▶ TASK DESCRIPTION
Copy out all the lines where "this" shows up.

▶ DATA SECTION
□ □ □ □

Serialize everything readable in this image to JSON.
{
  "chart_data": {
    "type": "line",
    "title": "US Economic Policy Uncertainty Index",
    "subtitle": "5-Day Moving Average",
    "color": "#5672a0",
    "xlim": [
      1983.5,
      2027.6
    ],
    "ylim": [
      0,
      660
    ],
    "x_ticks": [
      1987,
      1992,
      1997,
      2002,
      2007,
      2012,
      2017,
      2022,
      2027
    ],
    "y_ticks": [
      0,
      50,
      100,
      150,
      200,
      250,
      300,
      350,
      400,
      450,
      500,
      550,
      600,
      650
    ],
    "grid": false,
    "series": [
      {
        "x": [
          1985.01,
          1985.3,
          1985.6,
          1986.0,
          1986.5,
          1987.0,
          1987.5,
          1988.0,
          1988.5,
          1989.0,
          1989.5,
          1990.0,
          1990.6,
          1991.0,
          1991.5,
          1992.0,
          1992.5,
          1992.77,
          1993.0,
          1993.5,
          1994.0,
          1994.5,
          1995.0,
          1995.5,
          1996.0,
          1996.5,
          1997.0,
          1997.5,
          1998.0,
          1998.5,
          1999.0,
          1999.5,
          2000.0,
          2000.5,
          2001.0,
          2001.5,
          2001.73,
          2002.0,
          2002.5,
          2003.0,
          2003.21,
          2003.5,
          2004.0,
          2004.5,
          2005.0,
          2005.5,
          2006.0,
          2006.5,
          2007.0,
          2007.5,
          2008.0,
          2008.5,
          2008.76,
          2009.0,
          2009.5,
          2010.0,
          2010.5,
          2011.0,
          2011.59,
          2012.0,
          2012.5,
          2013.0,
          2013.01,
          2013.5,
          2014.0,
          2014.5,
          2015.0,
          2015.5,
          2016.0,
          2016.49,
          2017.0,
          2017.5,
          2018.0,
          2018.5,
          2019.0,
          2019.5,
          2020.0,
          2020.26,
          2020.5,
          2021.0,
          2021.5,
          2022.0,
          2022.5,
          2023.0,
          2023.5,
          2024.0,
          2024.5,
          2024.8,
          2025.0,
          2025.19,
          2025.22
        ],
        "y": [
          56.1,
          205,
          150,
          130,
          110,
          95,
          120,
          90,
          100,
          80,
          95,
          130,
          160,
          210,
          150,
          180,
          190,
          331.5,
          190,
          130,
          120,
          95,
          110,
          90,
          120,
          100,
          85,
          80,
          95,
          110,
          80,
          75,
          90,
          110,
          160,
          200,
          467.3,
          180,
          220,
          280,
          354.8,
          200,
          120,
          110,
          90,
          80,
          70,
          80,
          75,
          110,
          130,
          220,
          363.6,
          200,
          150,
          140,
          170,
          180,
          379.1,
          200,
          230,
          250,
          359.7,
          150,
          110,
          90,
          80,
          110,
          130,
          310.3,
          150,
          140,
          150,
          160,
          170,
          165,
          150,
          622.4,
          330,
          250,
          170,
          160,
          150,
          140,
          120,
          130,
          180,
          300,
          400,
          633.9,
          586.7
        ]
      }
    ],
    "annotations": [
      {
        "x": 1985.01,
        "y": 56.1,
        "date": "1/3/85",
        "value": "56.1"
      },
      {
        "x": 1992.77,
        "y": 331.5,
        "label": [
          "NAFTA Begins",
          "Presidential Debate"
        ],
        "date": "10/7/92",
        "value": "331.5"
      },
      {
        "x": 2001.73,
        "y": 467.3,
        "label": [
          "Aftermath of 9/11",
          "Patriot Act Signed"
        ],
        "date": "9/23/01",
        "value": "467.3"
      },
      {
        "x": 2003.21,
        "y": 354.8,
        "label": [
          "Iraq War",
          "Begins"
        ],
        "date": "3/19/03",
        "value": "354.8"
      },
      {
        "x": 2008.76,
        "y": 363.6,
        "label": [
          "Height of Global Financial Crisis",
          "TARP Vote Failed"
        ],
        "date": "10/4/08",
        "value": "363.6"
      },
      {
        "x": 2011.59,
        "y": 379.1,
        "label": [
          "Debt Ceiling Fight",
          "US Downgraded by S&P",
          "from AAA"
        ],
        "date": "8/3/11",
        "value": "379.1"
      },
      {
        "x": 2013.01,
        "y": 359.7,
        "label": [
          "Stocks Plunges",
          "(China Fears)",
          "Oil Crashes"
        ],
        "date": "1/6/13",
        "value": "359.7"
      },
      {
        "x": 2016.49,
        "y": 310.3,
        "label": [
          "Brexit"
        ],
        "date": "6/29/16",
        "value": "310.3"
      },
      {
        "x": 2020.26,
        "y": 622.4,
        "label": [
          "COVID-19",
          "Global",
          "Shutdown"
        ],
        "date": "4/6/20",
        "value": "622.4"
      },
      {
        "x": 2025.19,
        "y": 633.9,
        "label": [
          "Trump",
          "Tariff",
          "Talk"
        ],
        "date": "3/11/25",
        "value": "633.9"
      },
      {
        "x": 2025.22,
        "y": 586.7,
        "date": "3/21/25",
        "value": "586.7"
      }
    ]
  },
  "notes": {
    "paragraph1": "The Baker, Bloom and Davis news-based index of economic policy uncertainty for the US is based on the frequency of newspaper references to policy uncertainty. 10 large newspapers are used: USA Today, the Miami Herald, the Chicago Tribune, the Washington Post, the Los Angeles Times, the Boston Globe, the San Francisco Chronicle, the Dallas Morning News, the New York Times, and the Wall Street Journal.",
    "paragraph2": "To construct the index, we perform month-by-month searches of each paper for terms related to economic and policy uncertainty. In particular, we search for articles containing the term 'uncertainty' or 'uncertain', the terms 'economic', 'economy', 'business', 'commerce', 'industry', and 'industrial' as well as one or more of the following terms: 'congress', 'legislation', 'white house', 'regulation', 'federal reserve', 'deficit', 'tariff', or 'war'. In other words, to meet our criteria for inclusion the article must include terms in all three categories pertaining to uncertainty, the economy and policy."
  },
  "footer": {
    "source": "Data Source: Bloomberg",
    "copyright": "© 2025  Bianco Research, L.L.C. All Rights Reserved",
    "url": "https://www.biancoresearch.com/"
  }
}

□ □ □ □

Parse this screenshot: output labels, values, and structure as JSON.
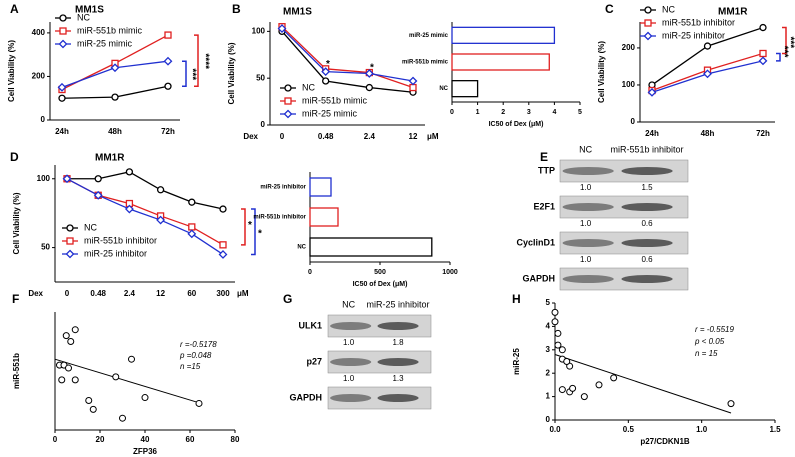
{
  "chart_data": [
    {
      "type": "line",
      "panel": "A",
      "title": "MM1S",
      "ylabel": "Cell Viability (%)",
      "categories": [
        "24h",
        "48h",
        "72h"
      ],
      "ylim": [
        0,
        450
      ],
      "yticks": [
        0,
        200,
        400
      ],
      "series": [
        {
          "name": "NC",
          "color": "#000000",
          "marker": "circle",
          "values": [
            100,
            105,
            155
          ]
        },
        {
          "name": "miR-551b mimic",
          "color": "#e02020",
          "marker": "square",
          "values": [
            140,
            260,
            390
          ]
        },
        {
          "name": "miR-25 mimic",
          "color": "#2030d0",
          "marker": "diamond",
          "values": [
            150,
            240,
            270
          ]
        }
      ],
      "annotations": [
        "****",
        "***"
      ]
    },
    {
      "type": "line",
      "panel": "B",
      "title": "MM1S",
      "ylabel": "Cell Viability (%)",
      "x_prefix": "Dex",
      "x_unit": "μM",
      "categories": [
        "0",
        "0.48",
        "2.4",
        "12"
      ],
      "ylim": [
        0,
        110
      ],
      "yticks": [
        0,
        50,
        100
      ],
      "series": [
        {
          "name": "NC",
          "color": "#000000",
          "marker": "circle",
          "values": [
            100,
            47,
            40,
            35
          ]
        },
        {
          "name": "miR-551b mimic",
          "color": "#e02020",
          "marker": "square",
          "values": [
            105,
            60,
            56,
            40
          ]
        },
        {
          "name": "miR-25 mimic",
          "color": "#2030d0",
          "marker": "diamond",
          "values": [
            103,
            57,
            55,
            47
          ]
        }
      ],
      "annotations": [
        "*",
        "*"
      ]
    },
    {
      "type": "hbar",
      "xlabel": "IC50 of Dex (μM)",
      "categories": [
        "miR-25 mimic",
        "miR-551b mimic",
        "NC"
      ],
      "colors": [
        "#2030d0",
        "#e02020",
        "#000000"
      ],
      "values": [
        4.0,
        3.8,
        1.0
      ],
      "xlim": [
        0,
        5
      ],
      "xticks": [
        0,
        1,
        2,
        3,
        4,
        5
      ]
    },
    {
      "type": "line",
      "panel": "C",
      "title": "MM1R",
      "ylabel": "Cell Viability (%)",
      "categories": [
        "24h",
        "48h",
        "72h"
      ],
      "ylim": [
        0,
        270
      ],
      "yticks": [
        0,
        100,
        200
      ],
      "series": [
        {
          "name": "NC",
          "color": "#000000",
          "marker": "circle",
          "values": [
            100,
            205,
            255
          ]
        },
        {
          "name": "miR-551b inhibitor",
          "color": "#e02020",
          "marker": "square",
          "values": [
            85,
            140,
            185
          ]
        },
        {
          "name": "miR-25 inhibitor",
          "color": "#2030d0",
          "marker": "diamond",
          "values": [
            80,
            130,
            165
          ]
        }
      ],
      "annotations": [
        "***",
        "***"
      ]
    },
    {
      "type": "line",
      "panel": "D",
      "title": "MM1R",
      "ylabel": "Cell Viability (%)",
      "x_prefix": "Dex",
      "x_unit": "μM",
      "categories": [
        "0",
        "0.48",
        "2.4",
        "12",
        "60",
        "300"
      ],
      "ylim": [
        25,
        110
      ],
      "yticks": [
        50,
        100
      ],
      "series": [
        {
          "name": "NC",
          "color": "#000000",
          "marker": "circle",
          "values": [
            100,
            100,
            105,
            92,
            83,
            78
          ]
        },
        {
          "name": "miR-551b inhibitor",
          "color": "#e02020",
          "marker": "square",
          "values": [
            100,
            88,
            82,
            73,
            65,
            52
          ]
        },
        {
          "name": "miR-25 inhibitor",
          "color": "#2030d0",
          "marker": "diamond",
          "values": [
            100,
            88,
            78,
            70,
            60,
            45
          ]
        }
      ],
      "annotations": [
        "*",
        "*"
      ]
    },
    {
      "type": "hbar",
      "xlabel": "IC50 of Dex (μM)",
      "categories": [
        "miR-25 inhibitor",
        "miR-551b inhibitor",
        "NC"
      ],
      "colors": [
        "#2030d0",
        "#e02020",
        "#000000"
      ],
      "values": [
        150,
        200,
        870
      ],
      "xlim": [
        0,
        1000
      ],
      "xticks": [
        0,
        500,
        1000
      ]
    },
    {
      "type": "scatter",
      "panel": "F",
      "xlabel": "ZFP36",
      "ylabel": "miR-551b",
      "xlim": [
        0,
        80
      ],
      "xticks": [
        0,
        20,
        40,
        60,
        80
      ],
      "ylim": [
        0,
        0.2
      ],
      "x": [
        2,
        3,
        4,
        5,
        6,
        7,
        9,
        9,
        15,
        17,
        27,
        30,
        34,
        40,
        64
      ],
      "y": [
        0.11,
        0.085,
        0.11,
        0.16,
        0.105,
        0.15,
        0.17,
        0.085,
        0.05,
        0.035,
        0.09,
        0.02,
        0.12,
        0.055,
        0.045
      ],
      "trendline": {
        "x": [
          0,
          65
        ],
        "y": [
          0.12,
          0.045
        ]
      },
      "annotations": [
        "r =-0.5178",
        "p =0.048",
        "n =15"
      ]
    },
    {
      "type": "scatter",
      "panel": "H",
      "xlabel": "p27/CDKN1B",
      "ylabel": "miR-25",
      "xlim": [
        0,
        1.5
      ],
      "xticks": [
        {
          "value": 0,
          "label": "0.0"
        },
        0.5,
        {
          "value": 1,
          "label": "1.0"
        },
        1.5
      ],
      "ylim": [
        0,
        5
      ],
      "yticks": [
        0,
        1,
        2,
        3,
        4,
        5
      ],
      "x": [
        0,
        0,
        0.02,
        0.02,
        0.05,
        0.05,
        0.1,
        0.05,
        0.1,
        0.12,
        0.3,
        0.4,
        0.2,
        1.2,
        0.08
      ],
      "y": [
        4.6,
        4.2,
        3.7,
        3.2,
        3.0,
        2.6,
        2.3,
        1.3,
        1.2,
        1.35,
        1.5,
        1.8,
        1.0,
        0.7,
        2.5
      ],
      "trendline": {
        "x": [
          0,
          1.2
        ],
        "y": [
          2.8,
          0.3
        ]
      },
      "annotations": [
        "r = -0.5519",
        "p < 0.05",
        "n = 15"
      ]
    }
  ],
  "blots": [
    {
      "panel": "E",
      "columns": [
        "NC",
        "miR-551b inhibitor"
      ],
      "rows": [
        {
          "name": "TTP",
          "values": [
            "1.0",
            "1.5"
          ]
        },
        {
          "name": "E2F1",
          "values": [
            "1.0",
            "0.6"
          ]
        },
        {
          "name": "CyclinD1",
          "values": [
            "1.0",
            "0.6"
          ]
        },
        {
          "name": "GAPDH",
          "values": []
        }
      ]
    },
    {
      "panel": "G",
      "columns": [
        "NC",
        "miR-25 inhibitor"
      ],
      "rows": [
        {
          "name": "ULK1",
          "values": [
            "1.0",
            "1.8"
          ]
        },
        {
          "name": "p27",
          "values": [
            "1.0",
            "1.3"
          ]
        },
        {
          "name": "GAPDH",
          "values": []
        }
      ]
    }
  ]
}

□ □ □ □

▶ WORKED ANSWER
Serialize everything readable in this image to JSON.
Parse this screenshot: output labels, values, and structure as JSON.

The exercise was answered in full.